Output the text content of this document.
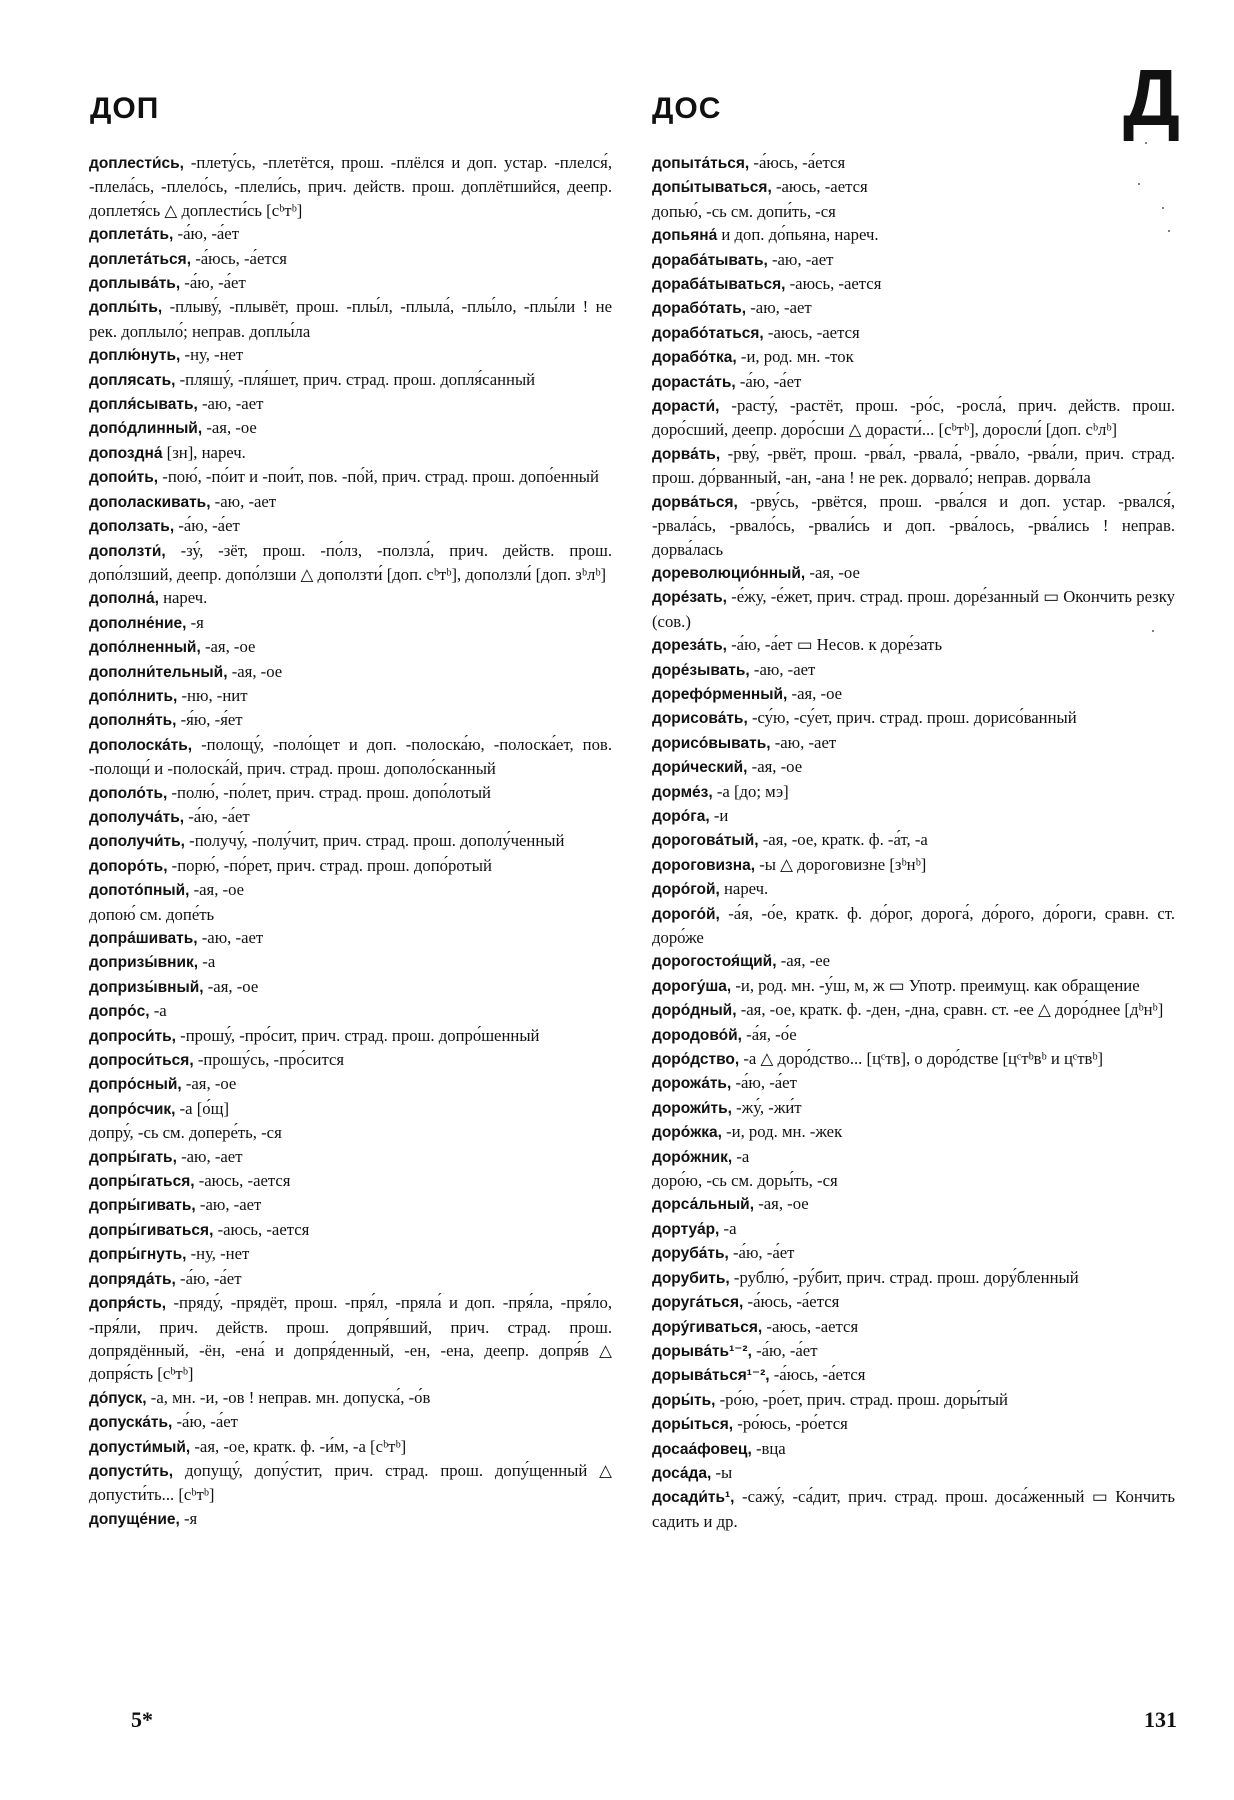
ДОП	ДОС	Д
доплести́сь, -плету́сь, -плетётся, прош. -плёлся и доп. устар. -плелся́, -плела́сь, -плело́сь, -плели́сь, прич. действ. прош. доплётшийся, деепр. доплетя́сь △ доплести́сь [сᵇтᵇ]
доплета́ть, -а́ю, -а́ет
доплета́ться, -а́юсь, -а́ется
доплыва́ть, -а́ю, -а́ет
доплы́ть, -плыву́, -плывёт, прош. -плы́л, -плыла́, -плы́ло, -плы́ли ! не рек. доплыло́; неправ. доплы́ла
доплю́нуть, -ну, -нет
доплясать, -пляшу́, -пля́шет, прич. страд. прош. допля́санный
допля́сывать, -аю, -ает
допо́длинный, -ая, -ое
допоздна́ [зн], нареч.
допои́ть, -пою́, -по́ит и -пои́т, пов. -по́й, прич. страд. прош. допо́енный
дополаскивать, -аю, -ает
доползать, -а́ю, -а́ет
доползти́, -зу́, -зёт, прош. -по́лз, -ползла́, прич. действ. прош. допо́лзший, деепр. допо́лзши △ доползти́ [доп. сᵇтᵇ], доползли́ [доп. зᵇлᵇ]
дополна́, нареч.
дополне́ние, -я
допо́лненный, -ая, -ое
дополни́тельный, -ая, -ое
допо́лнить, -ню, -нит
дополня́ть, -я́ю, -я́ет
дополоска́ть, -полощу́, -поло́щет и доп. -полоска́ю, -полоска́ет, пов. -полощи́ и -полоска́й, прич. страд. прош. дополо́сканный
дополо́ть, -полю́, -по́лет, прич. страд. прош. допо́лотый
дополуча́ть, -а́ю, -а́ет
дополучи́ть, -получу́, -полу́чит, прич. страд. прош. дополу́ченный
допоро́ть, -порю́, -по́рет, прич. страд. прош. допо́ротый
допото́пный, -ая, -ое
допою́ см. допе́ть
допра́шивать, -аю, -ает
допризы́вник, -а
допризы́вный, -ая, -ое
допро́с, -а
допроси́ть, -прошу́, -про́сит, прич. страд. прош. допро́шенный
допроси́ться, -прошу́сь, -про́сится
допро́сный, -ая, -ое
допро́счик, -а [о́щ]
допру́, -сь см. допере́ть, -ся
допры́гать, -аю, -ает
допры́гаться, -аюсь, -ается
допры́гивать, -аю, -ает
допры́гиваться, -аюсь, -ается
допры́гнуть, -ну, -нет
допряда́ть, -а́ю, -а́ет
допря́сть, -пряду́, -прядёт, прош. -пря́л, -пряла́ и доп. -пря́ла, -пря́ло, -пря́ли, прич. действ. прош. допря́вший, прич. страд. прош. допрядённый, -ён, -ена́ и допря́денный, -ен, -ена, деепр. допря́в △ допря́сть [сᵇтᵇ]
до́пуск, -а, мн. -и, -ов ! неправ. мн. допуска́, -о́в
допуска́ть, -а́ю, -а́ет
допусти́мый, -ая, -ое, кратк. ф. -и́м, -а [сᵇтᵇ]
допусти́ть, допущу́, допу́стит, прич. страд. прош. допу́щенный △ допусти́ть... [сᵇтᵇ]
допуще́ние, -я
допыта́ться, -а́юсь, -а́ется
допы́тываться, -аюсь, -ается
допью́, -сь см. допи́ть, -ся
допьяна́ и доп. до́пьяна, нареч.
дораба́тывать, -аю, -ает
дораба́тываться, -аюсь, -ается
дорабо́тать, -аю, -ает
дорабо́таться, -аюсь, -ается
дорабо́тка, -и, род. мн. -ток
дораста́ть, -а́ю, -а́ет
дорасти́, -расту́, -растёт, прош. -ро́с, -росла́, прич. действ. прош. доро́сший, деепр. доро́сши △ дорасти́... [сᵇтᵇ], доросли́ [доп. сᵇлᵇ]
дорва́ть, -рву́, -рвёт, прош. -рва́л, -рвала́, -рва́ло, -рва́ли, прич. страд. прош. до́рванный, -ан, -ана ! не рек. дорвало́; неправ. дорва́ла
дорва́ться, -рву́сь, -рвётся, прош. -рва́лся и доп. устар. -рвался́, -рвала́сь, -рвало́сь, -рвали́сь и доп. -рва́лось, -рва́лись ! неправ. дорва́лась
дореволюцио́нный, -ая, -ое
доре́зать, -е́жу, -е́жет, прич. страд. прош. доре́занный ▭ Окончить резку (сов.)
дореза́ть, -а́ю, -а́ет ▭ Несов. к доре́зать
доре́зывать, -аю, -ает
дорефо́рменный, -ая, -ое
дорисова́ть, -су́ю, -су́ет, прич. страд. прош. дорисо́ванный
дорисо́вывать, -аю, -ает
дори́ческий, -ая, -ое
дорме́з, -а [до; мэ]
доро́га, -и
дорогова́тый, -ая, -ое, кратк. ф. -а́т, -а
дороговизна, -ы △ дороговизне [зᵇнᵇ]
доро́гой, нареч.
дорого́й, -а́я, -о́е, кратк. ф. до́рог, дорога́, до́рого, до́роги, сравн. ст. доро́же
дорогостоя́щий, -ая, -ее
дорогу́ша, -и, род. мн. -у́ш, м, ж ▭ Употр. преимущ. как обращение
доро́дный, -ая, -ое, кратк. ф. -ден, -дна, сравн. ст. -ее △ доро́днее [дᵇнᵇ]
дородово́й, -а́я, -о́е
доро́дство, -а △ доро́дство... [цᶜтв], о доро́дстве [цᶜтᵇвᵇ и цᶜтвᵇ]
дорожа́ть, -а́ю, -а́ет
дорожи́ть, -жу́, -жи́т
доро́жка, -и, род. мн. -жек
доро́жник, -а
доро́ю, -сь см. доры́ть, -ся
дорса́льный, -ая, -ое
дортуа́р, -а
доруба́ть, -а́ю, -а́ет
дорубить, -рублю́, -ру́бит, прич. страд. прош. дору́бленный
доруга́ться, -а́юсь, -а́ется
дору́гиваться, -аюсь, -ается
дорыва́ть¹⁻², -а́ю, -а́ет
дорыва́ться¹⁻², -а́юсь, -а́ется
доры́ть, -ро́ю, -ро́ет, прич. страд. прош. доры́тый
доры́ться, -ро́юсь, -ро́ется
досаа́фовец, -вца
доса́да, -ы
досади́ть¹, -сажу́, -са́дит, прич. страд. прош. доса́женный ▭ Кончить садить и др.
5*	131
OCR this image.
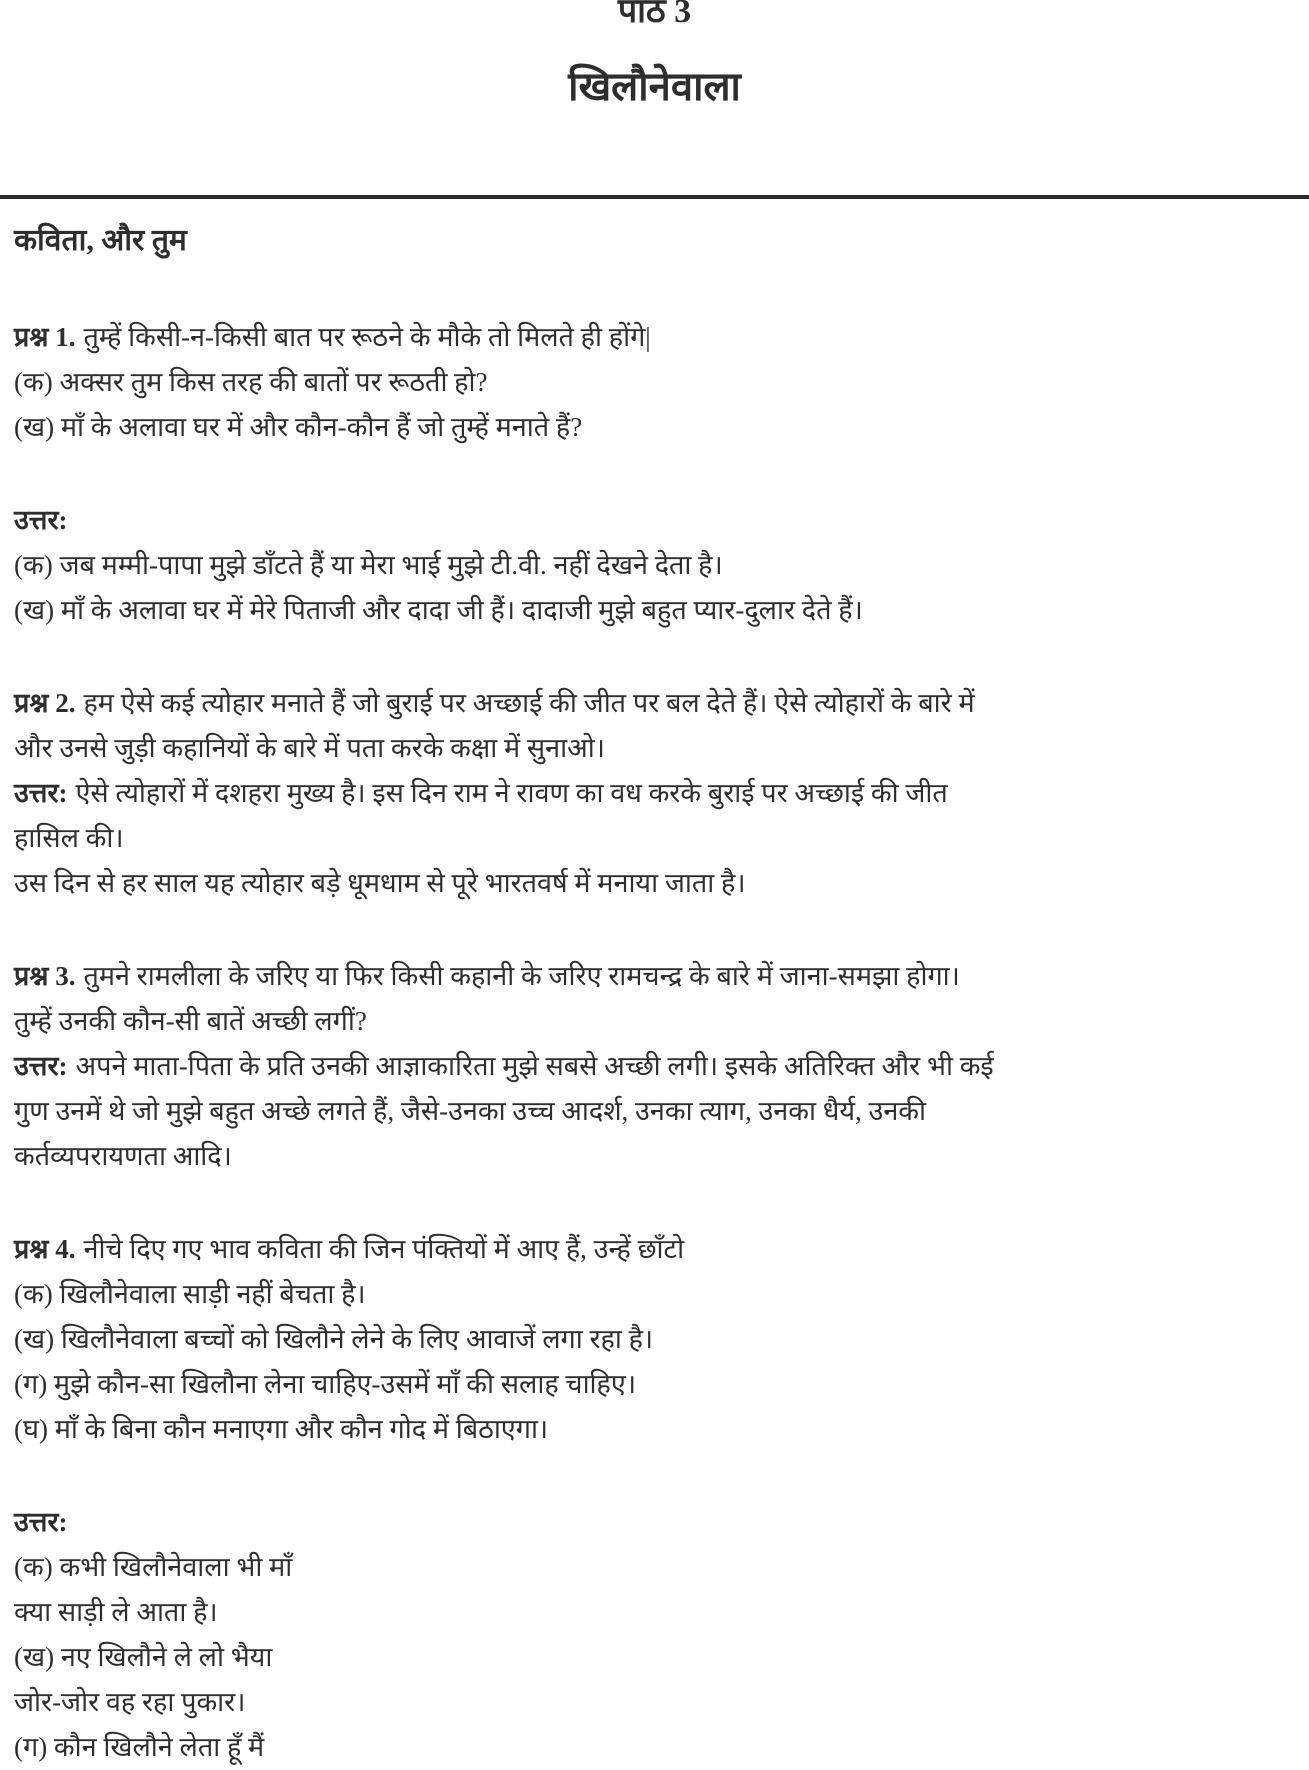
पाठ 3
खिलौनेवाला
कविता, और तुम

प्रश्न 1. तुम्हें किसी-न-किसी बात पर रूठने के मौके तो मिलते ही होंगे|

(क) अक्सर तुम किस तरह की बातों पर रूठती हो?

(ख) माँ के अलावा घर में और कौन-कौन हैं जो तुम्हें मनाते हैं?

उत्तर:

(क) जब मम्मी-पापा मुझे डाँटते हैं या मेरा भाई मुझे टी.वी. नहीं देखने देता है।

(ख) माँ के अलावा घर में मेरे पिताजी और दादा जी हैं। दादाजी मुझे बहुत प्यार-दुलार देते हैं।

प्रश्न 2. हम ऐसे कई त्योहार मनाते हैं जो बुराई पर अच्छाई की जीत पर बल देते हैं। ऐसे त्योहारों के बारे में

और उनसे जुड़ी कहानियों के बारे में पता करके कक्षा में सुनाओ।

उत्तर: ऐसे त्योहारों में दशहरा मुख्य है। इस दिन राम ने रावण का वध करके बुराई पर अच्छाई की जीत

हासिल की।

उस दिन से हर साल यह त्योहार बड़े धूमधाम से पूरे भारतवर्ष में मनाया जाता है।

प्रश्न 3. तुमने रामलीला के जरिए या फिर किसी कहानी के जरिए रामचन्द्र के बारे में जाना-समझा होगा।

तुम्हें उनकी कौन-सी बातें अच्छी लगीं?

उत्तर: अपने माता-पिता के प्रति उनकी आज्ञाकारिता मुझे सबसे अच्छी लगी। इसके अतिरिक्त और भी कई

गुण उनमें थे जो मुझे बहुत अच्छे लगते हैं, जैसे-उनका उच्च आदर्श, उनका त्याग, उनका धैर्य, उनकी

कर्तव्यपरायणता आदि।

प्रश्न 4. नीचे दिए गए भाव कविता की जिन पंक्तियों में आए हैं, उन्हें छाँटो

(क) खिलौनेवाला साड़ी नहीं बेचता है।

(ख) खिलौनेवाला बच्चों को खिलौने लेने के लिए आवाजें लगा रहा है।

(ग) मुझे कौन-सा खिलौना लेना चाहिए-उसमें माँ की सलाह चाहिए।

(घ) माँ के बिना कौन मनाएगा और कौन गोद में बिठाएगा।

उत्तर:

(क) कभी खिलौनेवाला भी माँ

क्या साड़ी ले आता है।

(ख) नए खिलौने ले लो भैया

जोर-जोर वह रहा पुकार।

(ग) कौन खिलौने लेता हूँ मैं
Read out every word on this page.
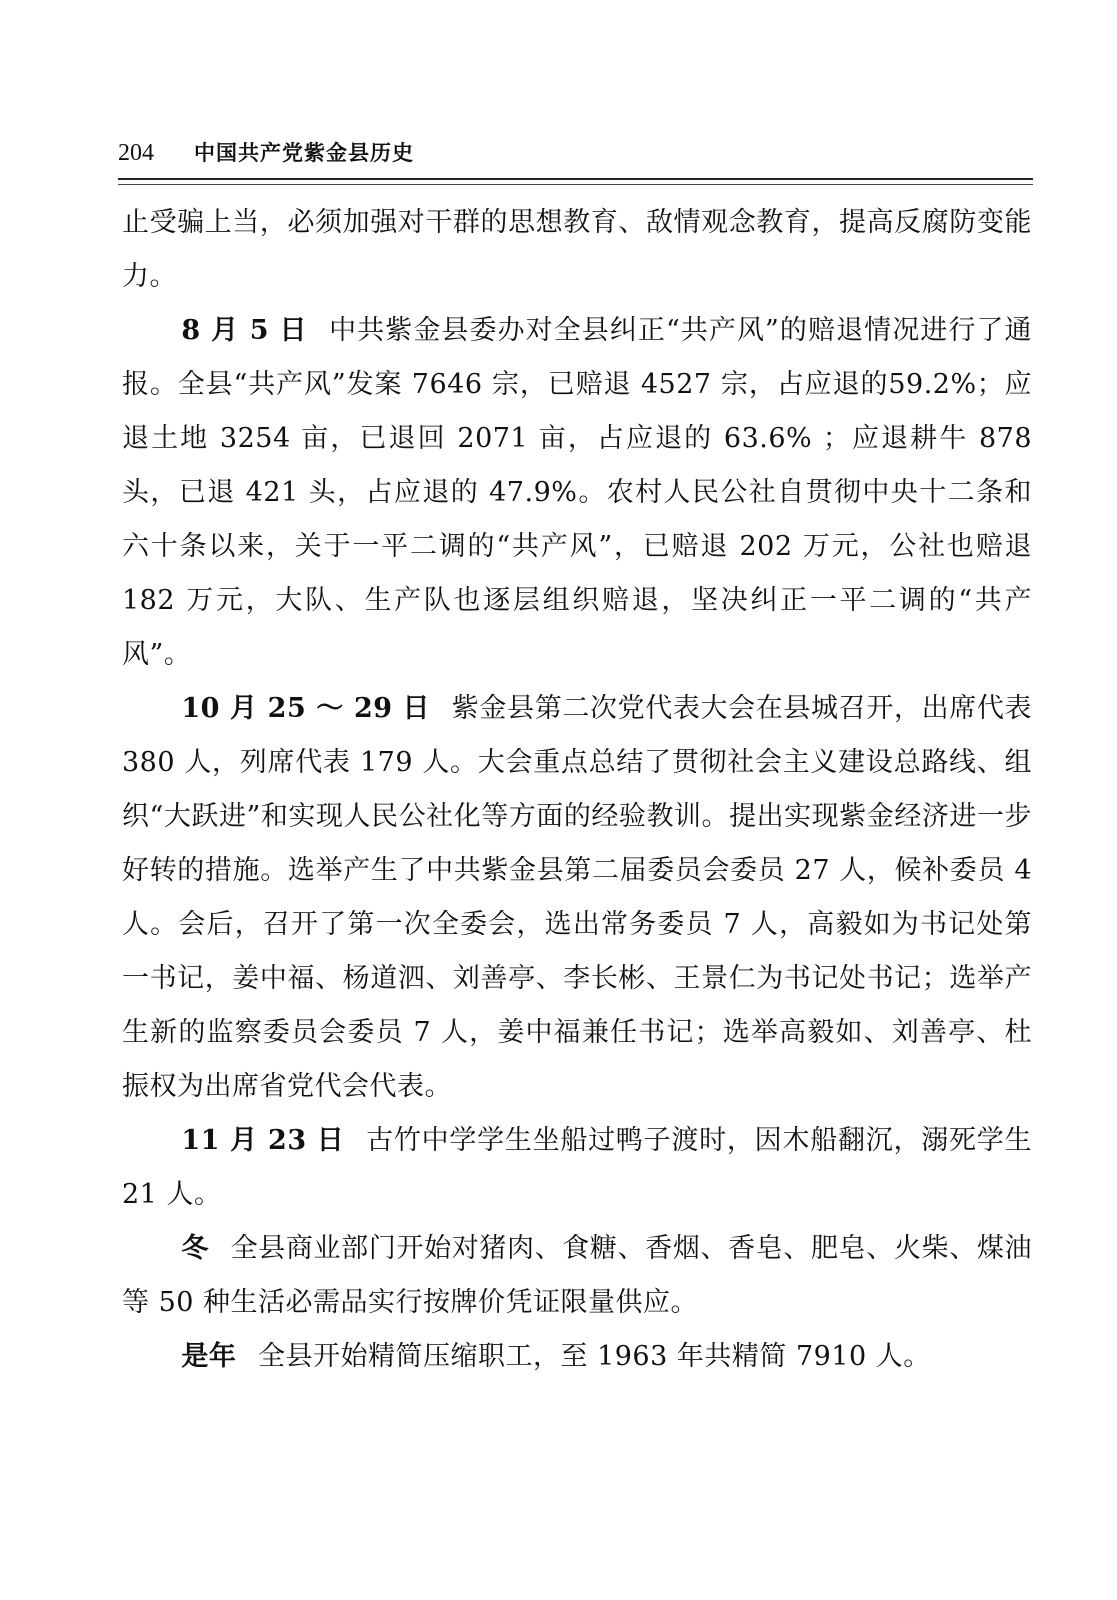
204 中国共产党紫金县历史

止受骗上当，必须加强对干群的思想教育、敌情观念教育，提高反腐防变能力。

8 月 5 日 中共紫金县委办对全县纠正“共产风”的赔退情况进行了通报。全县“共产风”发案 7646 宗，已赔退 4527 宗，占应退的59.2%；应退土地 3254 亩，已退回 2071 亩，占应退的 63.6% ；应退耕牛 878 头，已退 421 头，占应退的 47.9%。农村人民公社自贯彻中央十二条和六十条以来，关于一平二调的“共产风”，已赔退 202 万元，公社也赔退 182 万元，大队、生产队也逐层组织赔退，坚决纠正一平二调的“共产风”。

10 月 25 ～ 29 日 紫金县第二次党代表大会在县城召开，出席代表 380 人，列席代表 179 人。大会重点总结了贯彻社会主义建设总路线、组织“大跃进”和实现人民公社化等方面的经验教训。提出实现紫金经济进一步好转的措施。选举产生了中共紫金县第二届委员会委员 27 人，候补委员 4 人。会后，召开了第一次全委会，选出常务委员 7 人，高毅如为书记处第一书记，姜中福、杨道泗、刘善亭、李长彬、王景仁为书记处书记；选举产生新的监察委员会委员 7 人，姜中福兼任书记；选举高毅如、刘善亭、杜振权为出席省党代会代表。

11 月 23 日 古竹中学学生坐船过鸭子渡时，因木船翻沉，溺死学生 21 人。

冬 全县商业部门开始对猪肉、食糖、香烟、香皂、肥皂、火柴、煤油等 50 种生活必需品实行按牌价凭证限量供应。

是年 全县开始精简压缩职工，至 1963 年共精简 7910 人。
# # #
*Task directions*:
Look over the material above and show each line where "дополо" appears.

*Response to the task*:
дополоска́ть, -полощу́, -поло́щет и доп. -полоска́ю, -полоска́ет, пов. -полощи́ и -полоска́й, прич. страд. прош. дополо́сканный
дополо́ть, -полю́, -по́лет, прич. страд. прош. допо́лотый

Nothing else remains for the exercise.